このブログ、全然映画を見たって記事を書いていませんね。調べてみると、こちらの記事以来。っていいますか、最近大学院が忙しい(っていうのも事実ですが)と称して映画を全然見に行っていません。これではいけませんので、11月22日(スカーレット・ヨハンソンの誕生日)、神田の岩波ホールに、アニエス・ヴァルダ監督の「アニエスの浜辺」を見に行きました。
だいたい私、映画は渋谷で見ることがほとんどです。東京でたくさん映画館が固まっているところって、銀座、池袋、新宿、渋谷(順不同)あたりでしょうが、いろんな映画館でやっている映画は渋谷で見ますし、渋谷でしかやっていない映画を見ることがまた多いのです。
そういう意味で言うと、岩波ホールってほんと長い間行っていません。ここで上映された映画自体は結構見ているんですが、二番館で見ることがほとんどで、驚くほどこの映画館に足を運んでいません。なぜかはさっぱりわからないのですが、これからは反省してもう少しここで映画を見ることにしました。やはり岩波ホールという映画館の貴重さを考えれば、私も微力ながら可能な限り支援しなければいけませんから。

作業指示 1:
データのうち、「help-icon bbox=[446, 2, 454, 14]」を含む行から「window-title: Customize bbox=[1, 1, 59, 16]」を含む行までを、両端の行も含めてそのまま書き写してください。

提供データ:

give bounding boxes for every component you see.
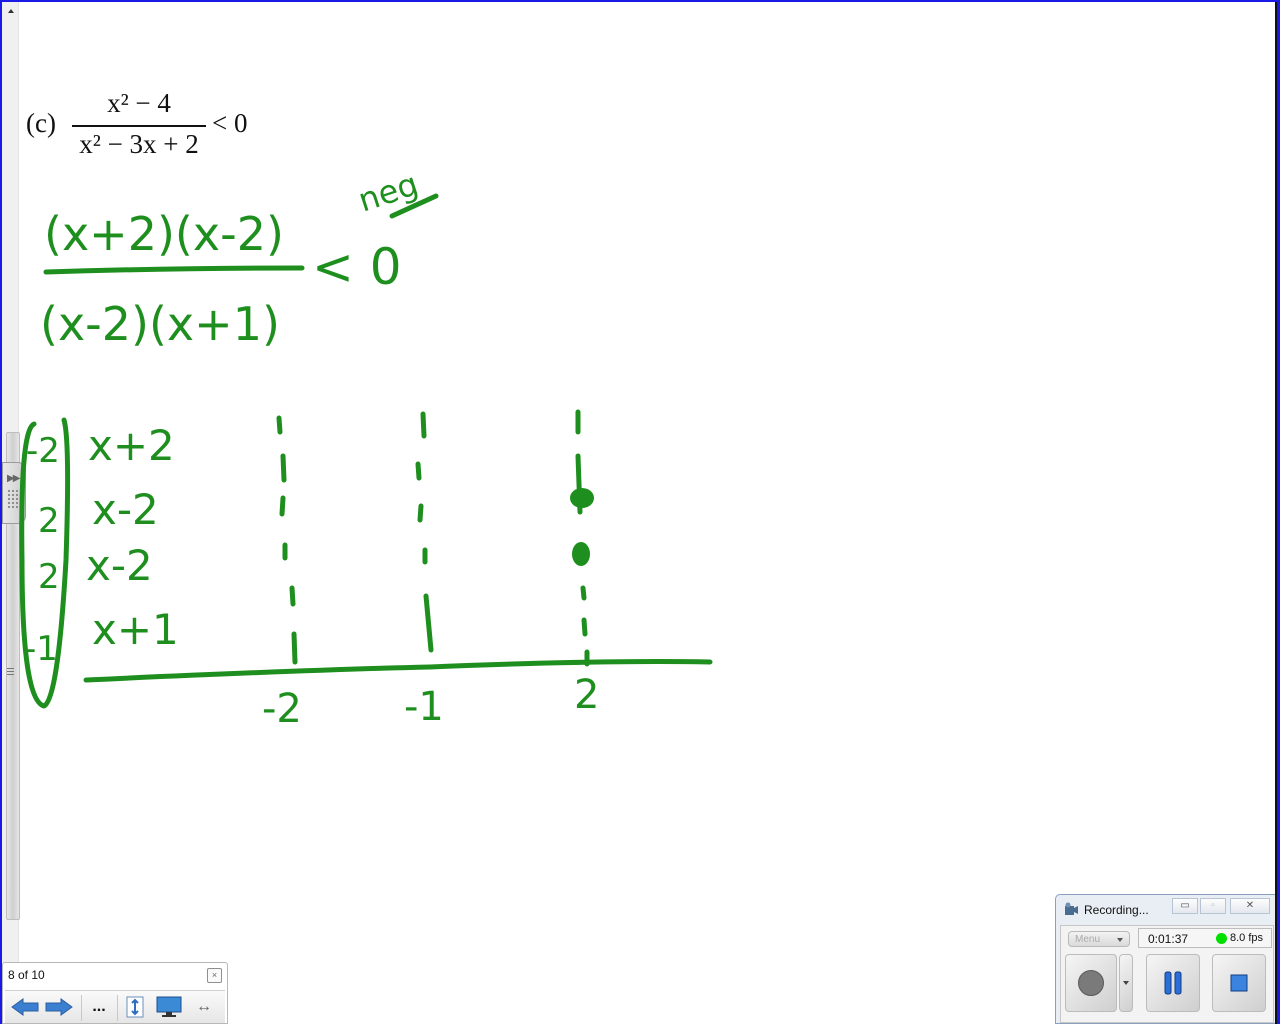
close-navigator-icon[interactable]: × <box>207 968 222 983</box>
recorder-body: Menu 0:01:37 8.0 fps <box>1060 925 1274 1023</box>
pause-icon <box>1164 971 1182 995</box>
factor-row-2: x-2 <box>92 485 159 534</box>
fraction-line <box>43 265 305 275</box>
dashed-line-2 <box>575 409 590 667</box>
next-page-button[interactable] <box>43 994 75 1020</box>
maximize-button[interactable]: ▫ <box>1200 898 1226 914</box>
factor-row-1: x+2 <box>88 421 175 470</box>
closed-dot-x-minus-2-row1 <box>570 488 594 508</box>
navigator-toolbar: ... ↔ <box>5 990 225 1023</box>
fit-page-icon <box>126 996 144 1018</box>
handwriting-layer: (x+2)(x-2) (x-2)(x+1) < 0 neg -2 2 2 -1 … <box>19 165 713 732</box>
fit-page-button[interactable] <box>123 994 147 1020</box>
critical-value-1: -2 <box>26 431 60 471</box>
axis-label-neg2: -2 <box>262 686 302 732</box>
arrow-right-icon <box>45 998 73 1016</box>
dashed-line-neg2 <box>276 415 298 665</box>
close-button[interactable]: ✕ <box>1230 898 1270 914</box>
critical-value-2: 2 <box>38 501 60 541</box>
record-options-dropdown[interactable] <box>1119 954 1133 1012</box>
elapsed-time: 0:01:37 <box>1148 932 1189 946</box>
recording-status: 0:01:37 8.0 fps <box>1138 928 1272 948</box>
factored-numerator: (x+2)(x-2) <box>44 207 284 261</box>
neg-annotation: neg <box>354 165 423 220</box>
caret-down-icon <box>1123 981 1129 985</box>
stop-button[interactable] <box>1212 954 1266 1012</box>
minimize-button[interactable]: ▭ <box>1172 898 1198 914</box>
stop-icon <box>1230 974 1248 992</box>
dashed-line-neg1 <box>415 411 434 653</box>
slide-navigator: 8 of 10 × ... ↔ <box>2 962 228 1024</box>
record-button[interactable] <box>1065 954 1117 1012</box>
factor-row-3: x-2 <box>86 541 153 590</box>
menu-label: Menu <box>1075 934 1101 945</box>
previous-page-button[interactable] <box>9 994 41 1020</box>
fit-width-icon: ↔ <box>196 998 212 1015</box>
pause-button[interactable] <box>1146 954 1200 1012</box>
status-indicator-icon <box>1216 933 1227 944</box>
page-indicator: 8 of 10 <box>8 968 45 982</box>
camera-icon <box>1065 902 1078 915</box>
closed-dot-x-minus-2-row2 <box>572 542 590 566</box>
recorder-title: Recording... <box>1084 903 1149 917</box>
number-line-axis <box>83 659 713 683</box>
axis-label-2: 2 <box>574 672 599 718</box>
window-edge <box>1275 2 1277 1024</box>
recorder-menu-dropdown[interactable]: Menu <box>1068 931 1130 947</box>
factor-row-4: x+1 <box>92 605 179 654</box>
critical-value-4: -1 <box>24 629 58 669</box>
full-screen-button[interactable] <box>155 994 183 1020</box>
fit-width-button[interactable]: ↔ <box>191 994 217 1020</box>
chevron-down-icon <box>1117 938 1123 942</box>
handwritten-relation: < 0 <box>312 238 402 296</box>
frame-rate: 8.0 fps <box>1230 932 1264 944</box>
axis-label-neg1: -1 <box>404 684 444 730</box>
monitor-icon <box>156 996 182 1017</box>
arrow-left-icon <box>11 998 39 1016</box>
factored-denominator: (x-2)(x+1) <box>40 297 280 351</box>
recorder-window: Recording... ▭ ▫ ✕ Menu 0:01:37 8.0 fps <box>1055 894 1279 1024</box>
record-icon <box>1078 970 1104 996</box>
more-options-button[interactable]: ... <box>85 994 113 1020</box>
critical-value-3: 2 <box>38 557 60 597</box>
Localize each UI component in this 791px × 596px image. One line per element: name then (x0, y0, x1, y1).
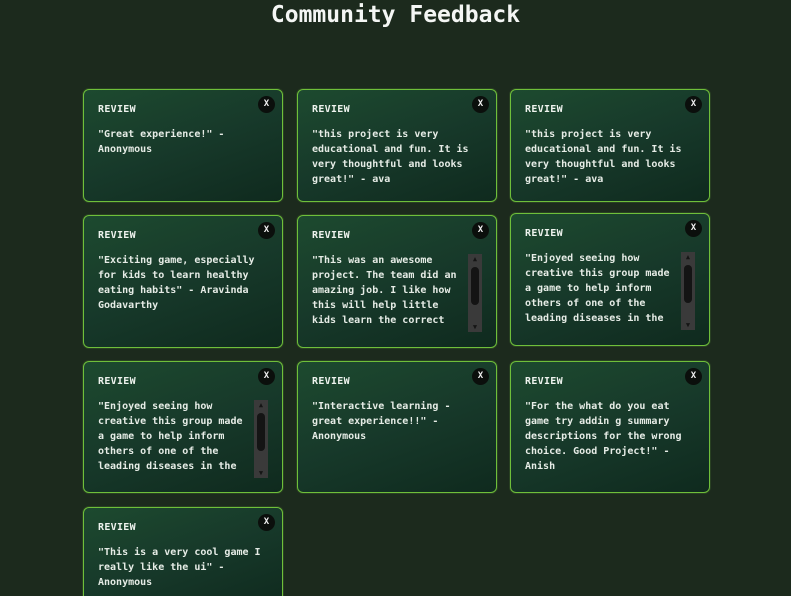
review-label: REVIEW (98, 230, 136, 241)
scrollbar-thumb[interactable] (471, 267, 479, 305)
review-card: REVIEW X "This is a very cool game I rea… (83, 507, 283, 596)
close-icon: X (263, 225, 270, 235)
triangle-up-icon[interactable]: ▲ (468, 254, 482, 264)
review-text: "Enjoyed seeing how creative this group … (525, 253, 670, 324)
triangle-down-icon[interactable]: ▼ (254, 468, 268, 478)
review-label: REVIEW (98, 104, 136, 115)
review-text: "this project is very educational and fu… (312, 129, 469, 185)
review-text: "This is a very cool game I really like … (98, 547, 261, 588)
triangle-down-icon[interactable]: ▼ (468, 322, 482, 332)
close-button[interactable]: X (685, 96, 702, 113)
page-title: Community Feedback (270, 2, 521, 28)
feedback-page: Community Feedback REVIEW X "Great exper… (0, 0, 791, 596)
review-label: REVIEW (525, 104, 563, 115)
close-button[interactable]: X (472, 96, 489, 113)
review-label: REVIEW (312, 104, 350, 115)
review-text: "Interactive learning - great experience… (312, 401, 451, 442)
review-scrollbar[interactable]: ▲ ▼ (681, 252, 695, 330)
scrollbar-thumb[interactable] (684, 265, 692, 303)
close-icon: X (690, 223, 697, 233)
review-label: REVIEW (312, 230, 350, 241)
review-card: REVIEW X "Exciting game, especially for … (83, 215, 283, 348)
review-card: REVIEW X "this project is very education… (297, 89, 497, 202)
close-icon: X (263, 371, 270, 381)
close-button[interactable]: X (472, 368, 489, 385)
review-card: REVIEW X "For the what do you eat game t… (510, 361, 710, 493)
review-text: "This was an awesome project. The team d… (312, 255, 457, 326)
close-icon: X (263, 517, 270, 527)
review-label: REVIEW (98, 376, 136, 387)
close-button[interactable]: X (685, 220, 702, 237)
review-label: REVIEW (525, 376, 563, 387)
close-icon: X (263, 99, 270, 109)
triangle-up-icon[interactable]: ▲ (681, 252, 695, 262)
close-icon: X (690, 99, 697, 109)
triangle-down-icon[interactable]: ▼ (681, 320, 695, 330)
review-card: REVIEW X "This was an awesome project. T… (297, 215, 497, 348)
scrollbar-thumb[interactable] (257, 413, 265, 451)
close-icon: X (690, 371, 697, 381)
close-button[interactable]: X (258, 368, 275, 385)
review-card: REVIEW X "Enjoyed seeing how creative th… (510, 213, 710, 346)
review-card: REVIEW X "Interactive learning - great e… (297, 361, 497, 493)
review-label: REVIEW (312, 376, 350, 387)
review-text: "Great experience!" - Anonymous (98, 129, 225, 155)
review-scrollbar[interactable]: ▲ ▼ (468, 254, 482, 332)
triangle-up-icon[interactable]: ▲ (254, 400, 268, 410)
review-text: "For the what do you eat game try addin … (525, 401, 682, 472)
review-text: "Exciting game, especially for kids to l… (98, 255, 255, 311)
review-label: REVIEW (98, 522, 136, 533)
review-text: "Enjoyed seeing how creative this group … (98, 401, 243, 472)
close-button[interactable]: X (258, 514, 275, 531)
close-button[interactable]: X (685, 368, 702, 385)
review-card: REVIEW X "Enjoyed seeing how creative th… (83, 361, 283, 493)
close-button[interactable]: X (258, 96, 275, 113)
close-button[interactable]: X (258, 222, 275, 239)
review-scrollbar[interactable]: ▲ ▼ (254, 400, 268, 478)
close-icon: X (477, 371, 484, 381)
review-text: "this project is very educational and fu… (525, 129, 682, 185)
review-card: REVIEW X "Great experience!" - Anonymous (83, 89, 283, 202)
review-card: REVIEW X "this project is very education… (510, 89, 710, 202)
close-icon: X (477, 99, 484, 109)
review-label: REVIEW (525, 228, 563, 239)
close-icon: X (477, 225, 484, 235)
close-button[interactable]: X (472, 222, 489, 239)
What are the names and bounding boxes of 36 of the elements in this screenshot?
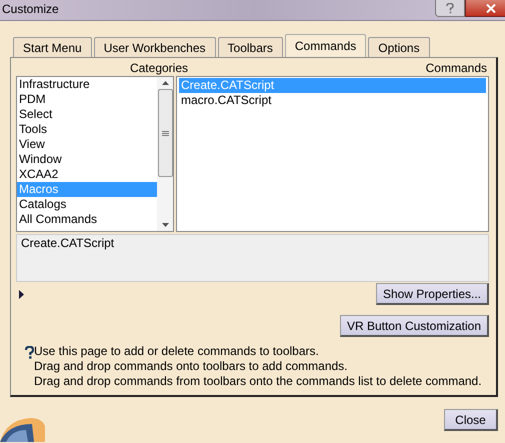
help-icon bbox=[446, 2, 454, 14]
category-item[interactable]: XCAA2 bbox=[17, 167, 157, 182]
help-text: Drag and drop commands from toolbars onto the commands list to delete command. bbox=[34, 374, 482, 389]
category-item[interactable]: View bbox=[17, 137, 157, 152]
help-icon bbox=[25, 346, 34, 359]
close-button[interactable] bbox=[465, 0, 505, 17]
command-item[interactable]: macro.CATScript bbox=[179, 93, 486, 108]
category-item[interactable]: Window bbox=[17, 152, 157, 167]
description-field: Create.CATScript bbox=[16, 234, 489, 282]
tab[interactable]: Commands bbox=[284, 34, 366, 57]
tab[interactable]: User Workbenches bbox=[94, 37, 216, 57]
window-title: Customize bbox=[1, 1, 59, 16]
category-item[interactable]: Catalogs bbox=[17, 197, 157, 212]
column-heading: Categories bbox=[128, 61, 188, 75]
tab[interactable]: Toolbars bbox=[218, 37, 283, 57]
help-button[interactable] bbox=[435, 0, 465, 17]
vr-customization-button[interactable]: VR Button Customization bbox=[340, 315, 489, 337]
category-item[interactable]: Infrastructure bbox=[17, 77, 157, 92]
category-item[interactable]: Tools bbox=[17, 122, 157, 137]
tab[interactable]: Options bbox=[368, 37, 430, 57]
close-icon bbox=[486, 4, 496, 12]
help-text: Use this page to add or delete commands to toolbars. bbox=[34, 344, 320, 359]
scroll-down-icon[interactable] bbox=[162, 223, 168, 227]
scroll-up-icon[interactable] bbox=[162, 81, 168, 85]
category-item[interactable]: All Commands bbox=[17, 212, 157, 227]
category-item[interactable]: Select bbox=[17, 107, 157, 122]
column-heading: Commands bbox=[424, 61, 488, 75]
close-button[interactable]: Close bbox=[444, 409, 498, 431]
scroll-thumb[interactable] bbox=[158, 89, 172, 177]
help-text: Drag and drop commands onto toolbars to add commands. bbox=[34, 359, 349, 374]
expand-arrow-icon[interactable] bbox=[19, 290, 24, 298]
category-item[interactable]: PDM bbox=[17, 92, 157, 107]
grip-icon bbox=[162, 130, 168, 136]
tab[interactable]: Start Menu bbox=[13, 37, 92, 57]
show-properties-button[interactable]: Show Properties... bbox=[376, 283, 489, 305]
scrollbar[interactable] bbox=[157, 77, 173, 231]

作業指示 2:
本文の内容を二文で要約してください。

解答 1:
help-icon bbox=[446, 2, 454, 14]
category-item[interactable]: XCAA2 bbox=[17, 167, 157, 182]
help-text: Drag and drop commands from toolbars onto the commands list to delete command. bbox=[34, 374, 482, 389]
category-item[interactable]: View bbox=[17, 137, 157, 152]
help-icon bbox=[25, 346, 34, 359]
close-button[interactable] bbox=[465, 0, 505, 17]
command-item[interactable]: macro.CATScript bbox=[179, 93, 486, 108]
category-item[interactable]: Window bbox=[17, 152, 157, 167]
description-field: Create.CATScript bbox=[16, 234, 489, 282]
tab[interactable]: Commands bbox=[284, 34, 366, 57]
tab[interactable]: User Workbenches bbox=[94, 37, 216, 57]
window-title: Customize bbox=[1, 1, 59, 16]

解答 2:
筆者は大学院が忙しいと称して最近は映画をほとんど見に行っていませんでしたが、11月22日に神田の岩波ホールでアニエス・ヴァルダ監督の「アニエスの浜辺」を見ました。普段は主に渋谷で映画を見るため岩波ホールには長い間足を運んでいませんでしたが、その映画館の貴重さを考え、今後はもう少しそこで映画を見ることにしました。